PROVIDED ENTRIES
........

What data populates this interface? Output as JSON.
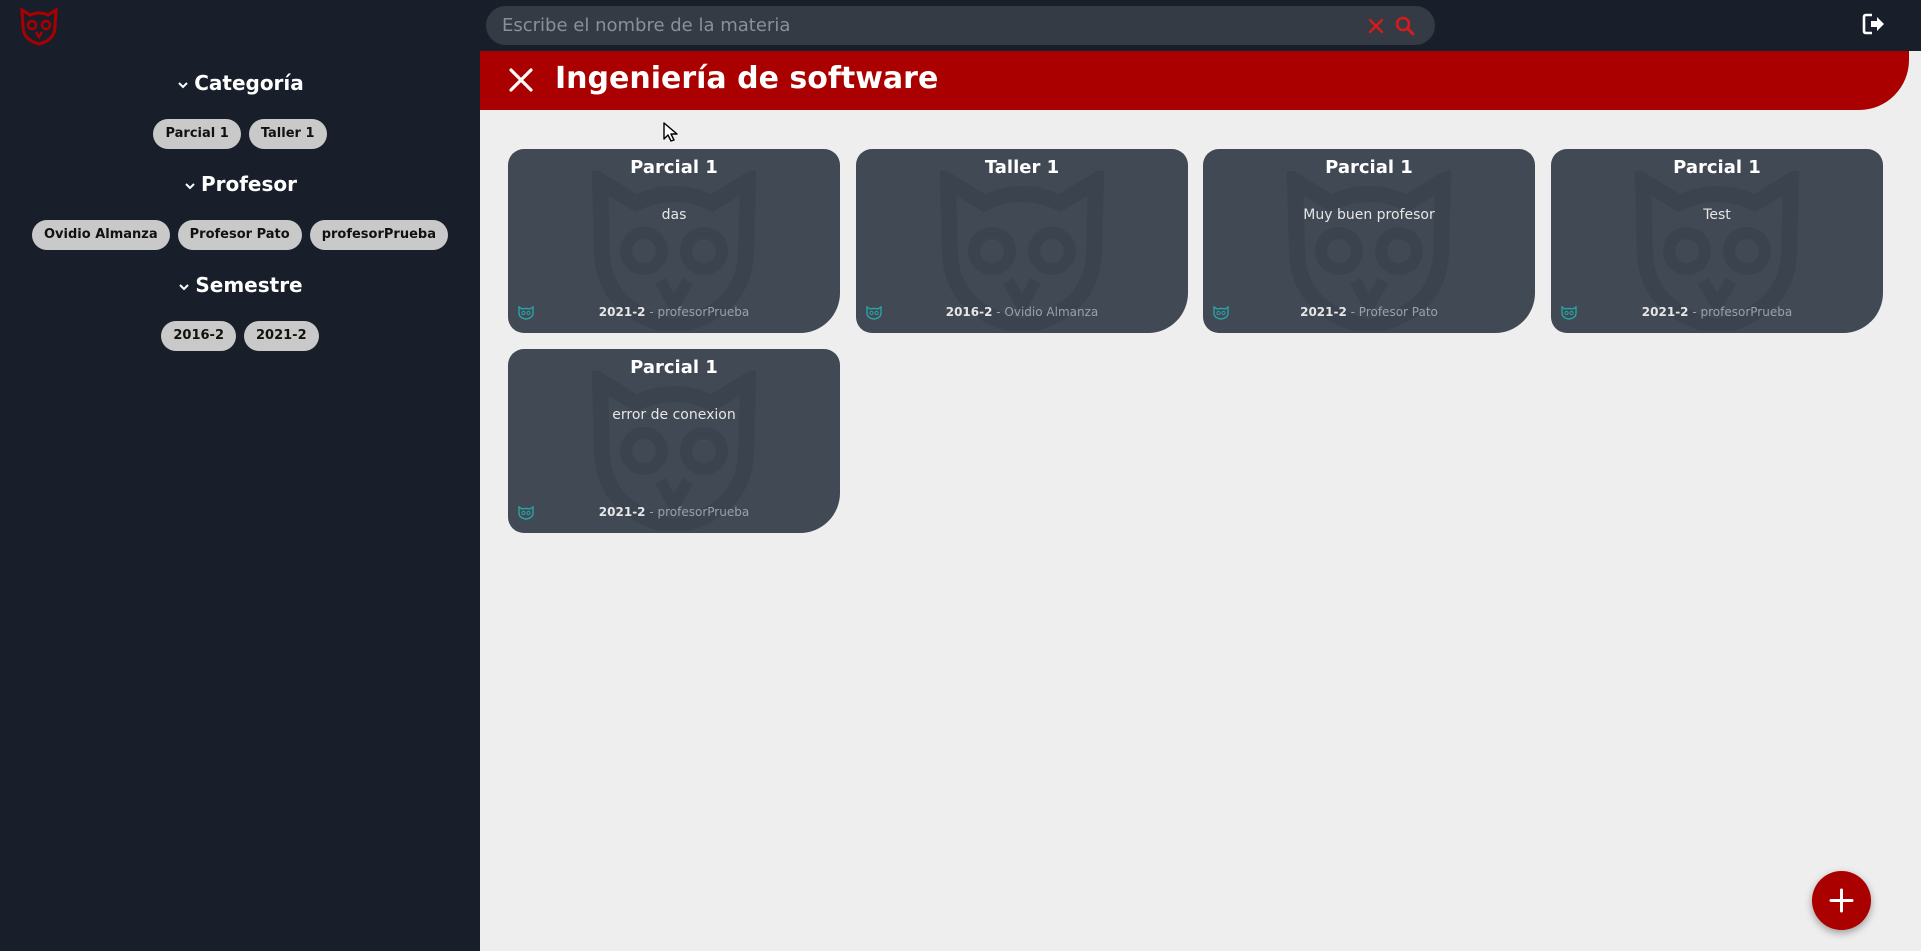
{
  "search": {
    "placeholder": "Escribe el nombre de la materia",
    "value": ""
  },
  "sidebar": {
    "filters": [
      {
        "title": "Categoría",
        "chips": [
          "Parcial 1",
          "Taller 1"
        ]
      },
      {
        "title": "Profesor",
        "chips": [
          "Ovidio Almanza",
          "Profesor Pato",
          "profesorPrueba"
        ]
      },
      {
        "title": "Semestre",
        "chips": [
          "2016-2",
          "2021-2"
        ]
      }
    ]
  },
  "main": {
    "title": "Ingeniería de software",
    "cards": [
      {
        "title": "Parcial 1",
        "description": "das",
        "semester": "2021-2",
        "separator": " - ",
        "professor": "profesorPrueba"
      },
      {
        "title": "Taller 1",
        "description": "",
        "semester": "2016-2",
        "separator": " - ",
        "professor": "Ovidio Almanza"
      },
      {
        "title": "Parcial 1",
        "description": "Muy buen profesor",
        "semester": "2021-2",
        "separator": " - ",
        "professor": "Profesor Pato"
      },
      {
        "title": "Parcial 1",
        "description": "Test",
        "semester": "2021-2",
        "separator": " - ",
        "professor": "profesorPrueba"
      },
      {
        "title": "Parcial 1",
        "description": "error de conexion",
        "semester": "2021-2",
        "separator": " - ",
        "professor": "profesorPrueba"
      }
    ]
  },
  "icons": {
    "logo": "owl-logo-icon",
    "clear": "close-icon",
    "search": "search-icon",
    "logout": "logout-icon",
    "header_close": "close-icon",
    "fab": "plus-icon",
    "card_badge": "owl-icon",
    "filter_toggle": "chevron-down-icon"
  },
  "colors": {
    "accent": "#aa0000",
    "sidebar_bg": "#181f2a",
    "main_bg": "#eeeeee",
    "card_bg": "#414955",
    "chip_bg": "#c9c9c9",
    "search_bg": "#343b45",
    "icon_red": "#cc1a1a",
    "card_badge": "#2aa3a3"
  }
}
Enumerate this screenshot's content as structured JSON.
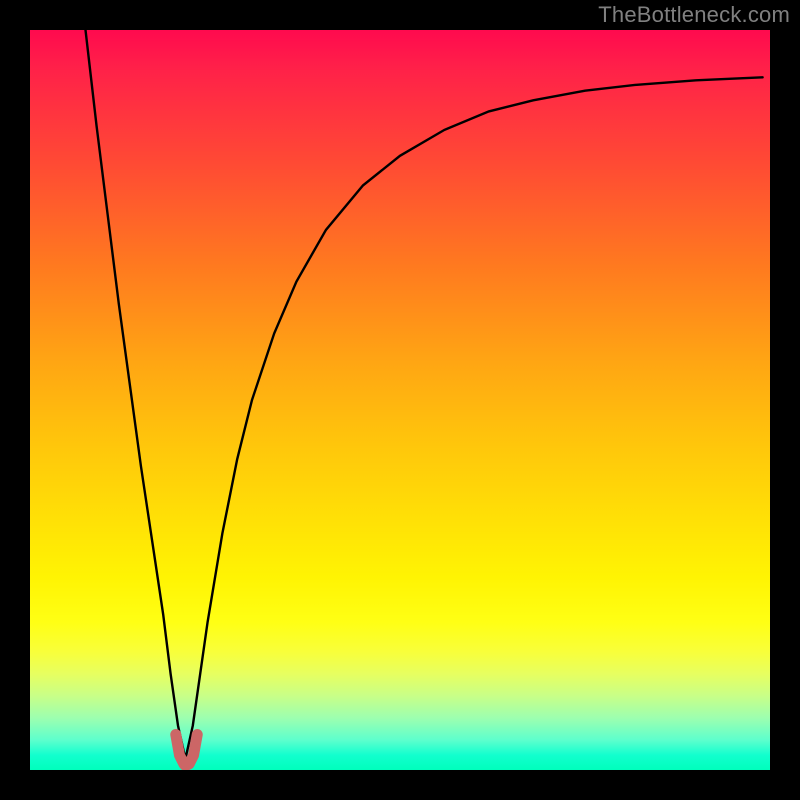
{
  "watermark": "TheBottleneck.com",
  "chart_data": {
    "type": "line",
    "title": "",
    "xlabel": "",
    "ylabel": "",
    "xlim": [
      0,
      100
    ],
    "ylim": [
      0,
      100
    ],
    "grid": false,
    "notes": "Background heat gradient runs from red (top, high bottleneck) to green (bottom, no bottleneck). The black curve has a sharp minimum near x≈21; a short pink/red segment marks the bottom of the dip at y≈1.",
    "series": [
      {
        "name": "bottleneck-curve",
        "color": "#000000",
        "x": [
          7.5,
          9,
          10.5,
          12,
          13.5,
          15,
          16.5,
          18,
          19,
          20,
          21,
          22,
          23,
          24,
          26,
          28,
          30,
          33,
          36,
          40,
          45,
          50,
          56,
          62,
          68,
          75,
          82,
          90,
          99
        ],
        "y": [
          100,
          87,
          75,
          63,
          52,
          41,
          31,
          21,
          13,
          6,
          1.5,
          6,
          13,
          20,
          32,
          42,
          50,
          59,
          66,
          73,
          79,
          83,
          86.5,
          89,
          90.5,
          91.8,
          92.6,
          93.2,
          93.6
        ]
      },
      {
        "name": "minimum-marker",
        "color": "#cc6666",
        "x": [
          19.7,
          20.2,
          20.8,
          21.0,
          21.5,
          22.1,
          22.6
        ],
        "y": [
          4.8,
          2.0,
          0.8,
          0.6,
          0.8,
          2.0,
          4.8
        ]
      }
    ]
  }
}
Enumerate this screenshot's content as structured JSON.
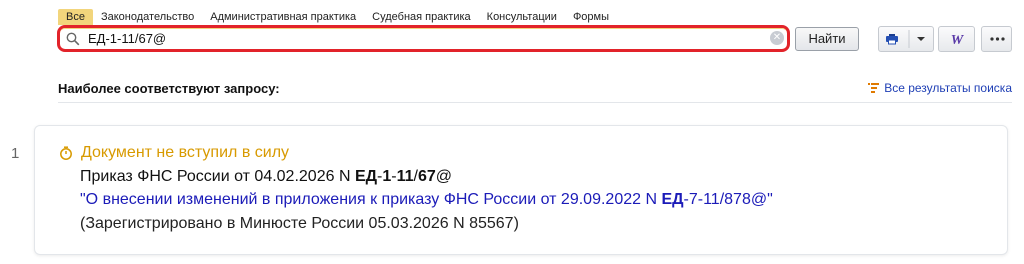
{
  "tabs": [
    "Все",
    "Законодательство",
    "Административная практика",
    "Судебная практика",
    "Консультации",
    "Формы"
  ],
  "search": {
    "value": "ЕД-1-11/67@"
  },
  "find_button": "Найти",
  "heading": "Наиболее соответствуют запросу:",
  "all_results": "Все результаты поиска",
  "result": {
    "number": "1",
    "status": "Документ не вступил в силу",
    "line2_prefix": "Приказ ФНС России от 04.02.2026 N ",
    "line2_hl1": "ЕД",
    "line2_sep1": "-",
    "line2_hl2": "1",
    "line2_sep2": "-",
    "line2_hl3": "11",
    "line2_sep3": "/",
    "line2_hl4": "67",
    "line2_suffix": "@",
    "title_prefix": "\"О внесении изменений в приложения к приказу ФНС России от 29.09.2022 N ",
    "title_hl": "ЕД",
    "title_suffix": "-7-11/878@\"",
    "registration": "(Зарегистрировано в Минюсте России 05.03.2026 N 85567)"
  },
  "icons": {
    "search": "search-icon",
    "clear": "clear-icon",
    "print": "print-icon",
    "word": "word-icon",
    "more": "more-icon",
    "status": "clock-icon"
  },
  "colors": {
    "search_border": "#e2232a",
    "active_tab": "#f2d57c",
    "status": "#d89a00",
    "link": "#1b1bb8"
  }
}
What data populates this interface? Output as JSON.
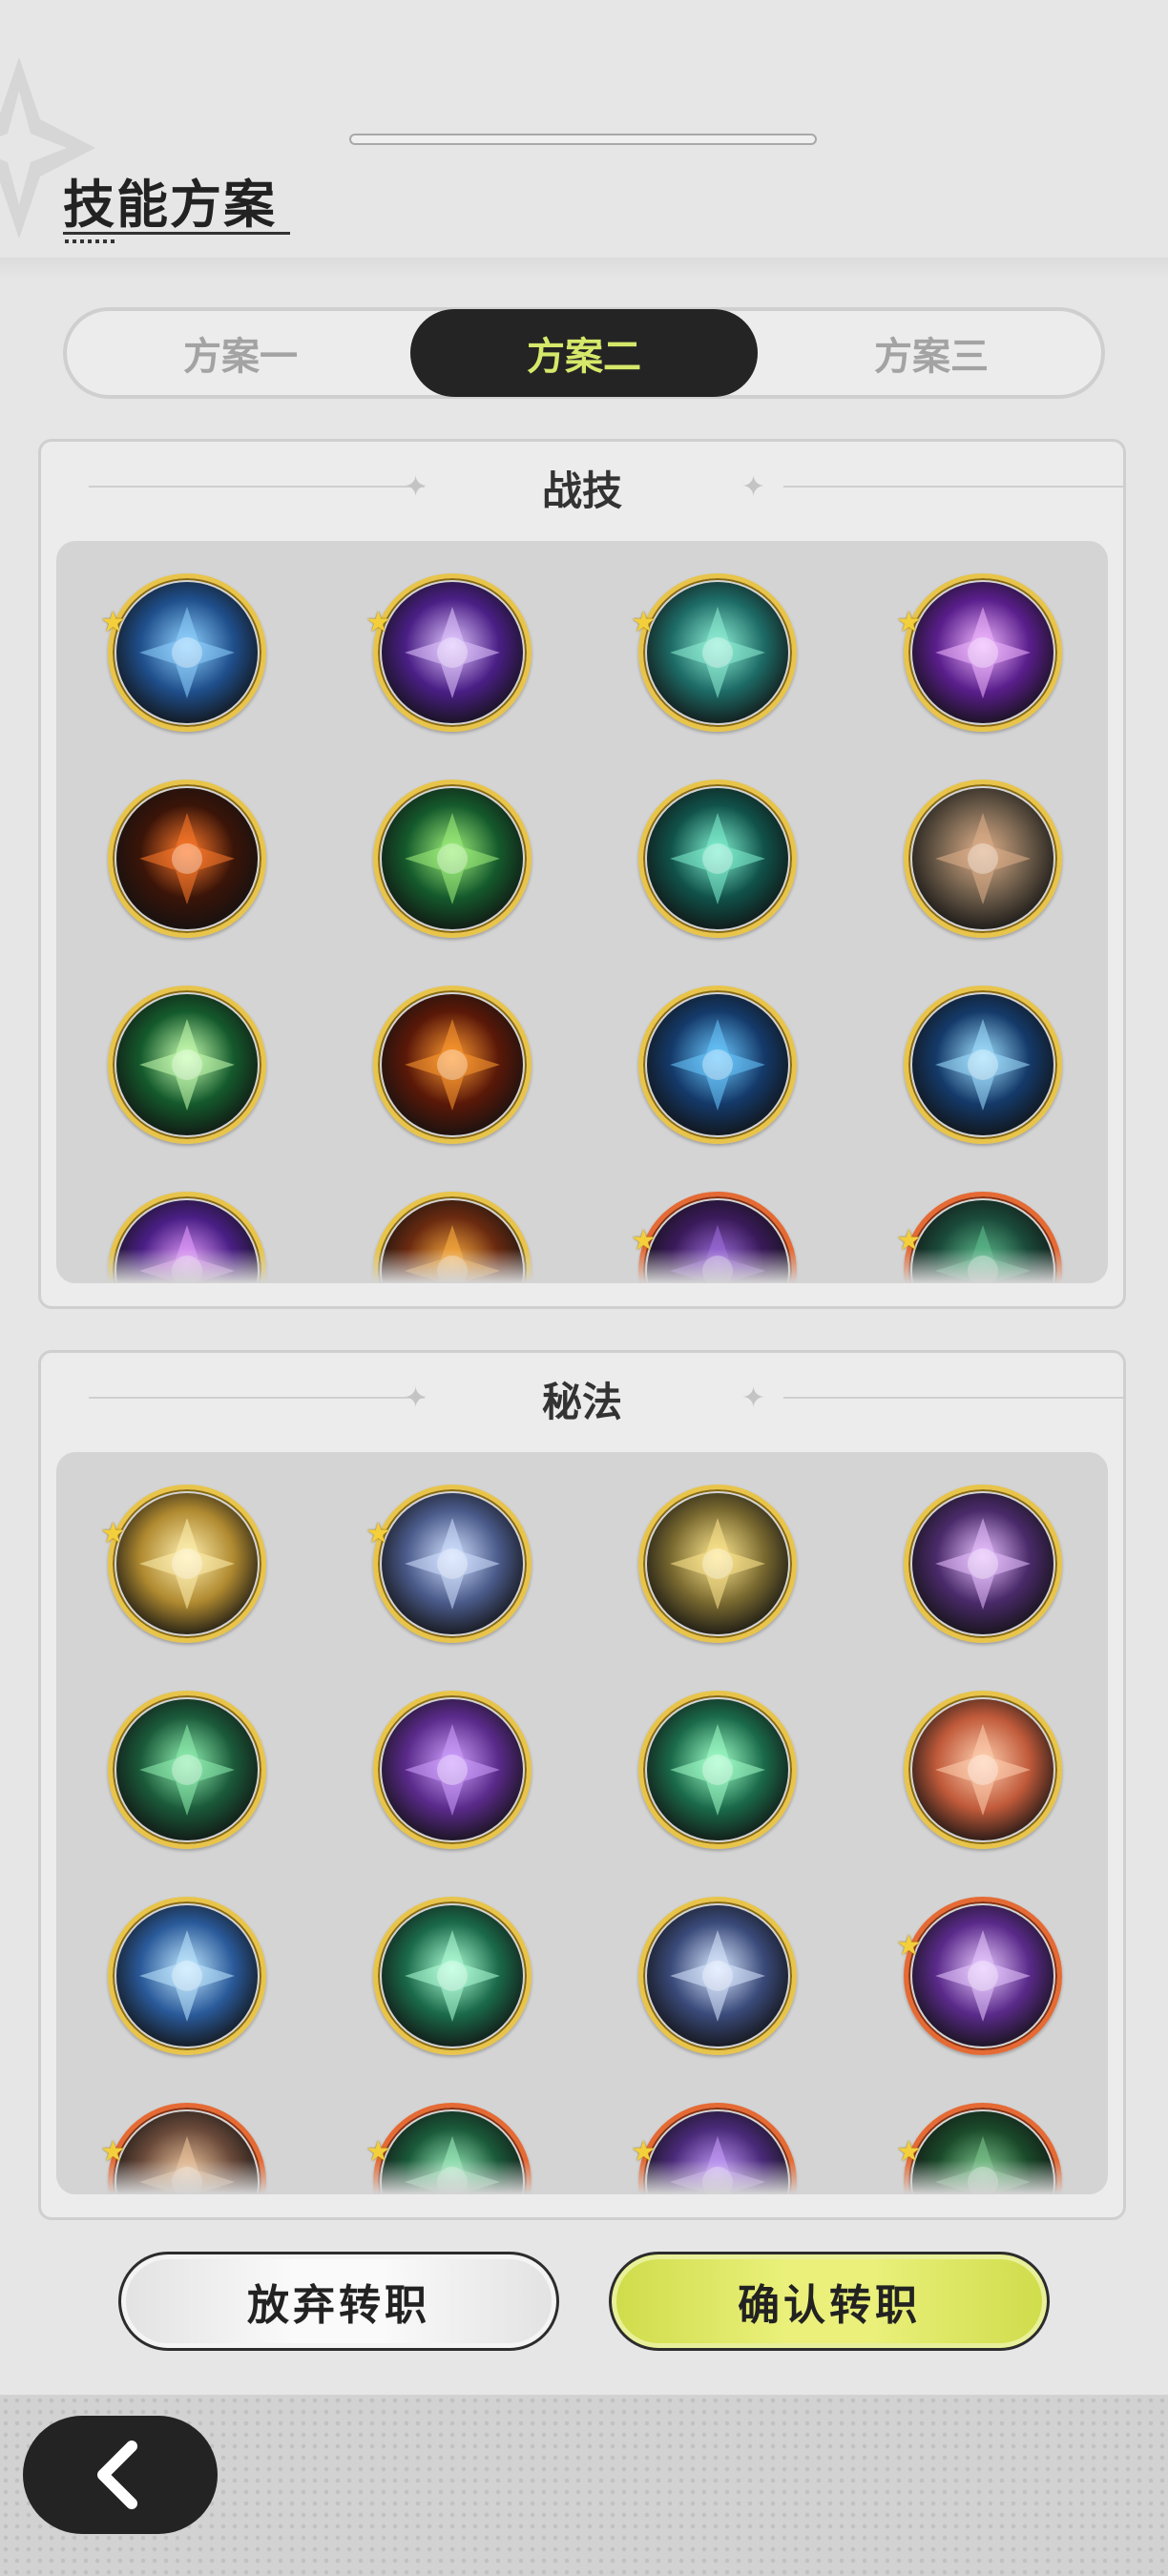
{
  "header": {
    "title": "技能方案"
  },
  "tabs": [
    {
      "label": "方案一",
      "active": false
    },
    {
      "label": "方案二",
      "active": true
    },
    {
      "label": "方案三",
      "active": false
    }
  ],
  "combat": {
    "title": "战技",
    "icons": [
      {
        "name": "ice-burst-skill-icon",
        "starred": true,
        "frame": "gold",
        "bg": "#1f4f8c",
        "fg": "#8fd2ff"
      },
      {
        "name": "purple-star-skill-icon",
        "starred": true,
        "frame": "gold",
        "bg": "#4a1f86",
        "fg": "#e2c6ff"
      },
      {
        "name": "wind-vortex-skill-icon",
        "starred": true,
        "frame": "gold",
        "bg": "#1d6b66",
        "fg": "#8ff0d6"
      },
      {
        "name": "violet-burst-skill-icon",
        "starred": true,
        "frame": "gold",
        "bg": "#5a1e8c",
        "fg": "#f0b6ff"
      },
      {
        "name": "fire-swirl-skill-icon",
        "starred": false,
        "frame": "gold",
        "bg": "#3a1408",
        "fg": "#ff7a2a"
      },
      {
        "name": "green-comet-skill-icon",
        "starred": false,
        "frame": "gold",
        "bg": "#145a2c",
        "fg": "#9ff07a"
      },
      {
        "name": "teal-slash-skill-icon",
        "starred": false,
        "frame": "gold",
        "bg": "#10524a",
        "fg": "#7ff0cf"
      },
      {
        "name": "earth-shield-skill-icon",
        "starred": false,
        "frame": "gold",
        "bg": "#6a5a48",
        "fg": "#e0b08a"
      },
      {
        "name": "heal-cross-skill-icon",
        "starred": false,
        "frame": "gold",
        "bg": "#145a2c",
        "fg": "#c8ffb0"
      },
      {
        "name": "fireball-skill-icon",
        "starred": false,
        "frame": "gold",
        "bg": "#5a1808",
        "fg": "#ff9a30"
      },
      {
        "name": "water-wave-skill-icon",
        "starred": false,
        "frame": "gold",
        "bg": "#143a6a",
        "fg": "#6ac8ff"
      },
      {
        "name": "ice-shard-skill-icon",
        "starred": false,
        "frame": "gold",
        "bg": "#143a6a",
        "fg": "#a0e0ff"
      },
      {
        "name": "purple-flame-skill-icon",
        "starred": false,
        "frame": "gold",
        "bg": "#4a1f86",
        "fg": "#e8a0ff"
      },
      {
        "name": "flame-ring-skill-icon",
        "starred": false,
        "frame": "gold",
        "bg": "#6a2a10",
        "fg": "#ffb040"
      },
      {
        "name": "shadow-orb-skill-icon",
        "starred": true,
        "frame": "orange",
        "bg": "#3a1a5a",
        "fg": "#a070e0"
      },
      {
        "name": "thorn-vine-skill-icon",
        "starred": true,
        "frame": "orange",
        "bg": "#1a4a3a",
        "fg": "#60c090"
      }
    ]
  },
  "secret": {
    "title": "秘法",
    "icons": [
      {
        "name": "golden-rune-secret-icon",
        "starred": true,
        "frame": "gold",
        "bg": "#b08a30",
        "fg": "#fff0b0"
      },
      {
        "name": "crystal-orb-secret-icon",
        "starred": true,
        "frame": "gold",
        "bg": "#4a5a8a",
        "fg": "#d0e0ff"
      },
      {
        "name": "golden-wing-secret-icon",
        "starred": false,
        "frame": "gold",
        "bg": "#7a6a30",
        "fg": "#ffe890"
      },
      {
        "name": "purple-eye-secret-icon",
        "starred": false,
        "frame": "gold",
        "bg": "#4a2a6a",
        "fg": "#e8c0ff"
      },
      {
        "name": "heart-secret-icon",
        "starred": false,
        "frame": "gold",
        "bg": "#1a5a3a",
        "fg": "#90f0b0"
      },
      {
        "name": "purple-swirl-secret-icon",
        "starred": false,
        "frame": "gold",
        "bg": "#5a2a8a",
        "fg": "#d0a0ff"
      },
      {
        "name": "green-clover-secret-icon",
        "starred": false,
        "frame": "gold",
        "bg": "#1a6a4a",
        "fg": "#a0ffc8"
      },
      {
        "name": "fire-figure-secret-icon",
        "starred": false,
        "frame": "gold",
        "bg": "#c05a3a",
        "fg": "#ffd0b0"
      },
      {
        "name": "water-figure-secret-icon",
        "starred": false,
        "frame": "gold",
        "bg": "#2a5a9a",
        "fg": "#c0e8ff"
      },
      {
        "name": "wind-figure-secret-icon",
        "starred": false,
        "frame": "gold",
        "bg": "#1a6a4a",
        "fg": "#b0ffd8"
      },
      {
        "name": "sparkle-secret-icon",
        "starred": false,
        "frame": "gold",
        "bg": "#3a4a7a",
        "fg": "#d8e8ff"
      },
      {
        "name": "purple-gate-secret-icon",
        "starred": true,
        "frame": "orange",
        "bg": "#5a2a8a",
        "fg": "#e8c8ff"
      },
      {
        "name": "beast-secret-icon",
        "starred": true,
        "frame": "orange",
        "bg": "#6a4a3a",
        "fg": "#f0c8a0"
      },
      {
        "name": "emerald-shield-secret-icon",
        "starred": true,
        "frame": "orange",
        "bg": "#1a5a3a",
        "fg": "#a0f0c0"
      },
      {
        "name": "violet-spirit-secret-icon",
        "starred": true,
        "frame": "orange",
        "bg": "#4a2a7a",
        "fg": "#c8a0ff"
      },
      {
        "name": "forest-spirit-secret-icon",
        "starred": true,
        "frame": "orange",
        "bg": "#1a4a2a",
        "fg": "#80c890"
      }
    ]
  },
  "buttons": {
    "cancel": "放弃转职",
    "confirm": "确认转职"
  },
  "colors": {
    "accent": "#d6e86a",
    "gold_frame": "#e8c44a",
    "orange_frame": "#e56a34",
    "dark": "#242424"
  }
}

........

THE REQUEST
Copy all lines of the listing above that contain the string "практика".

TASK OUTPUT
    "Административная практика",
    "Судебная практика",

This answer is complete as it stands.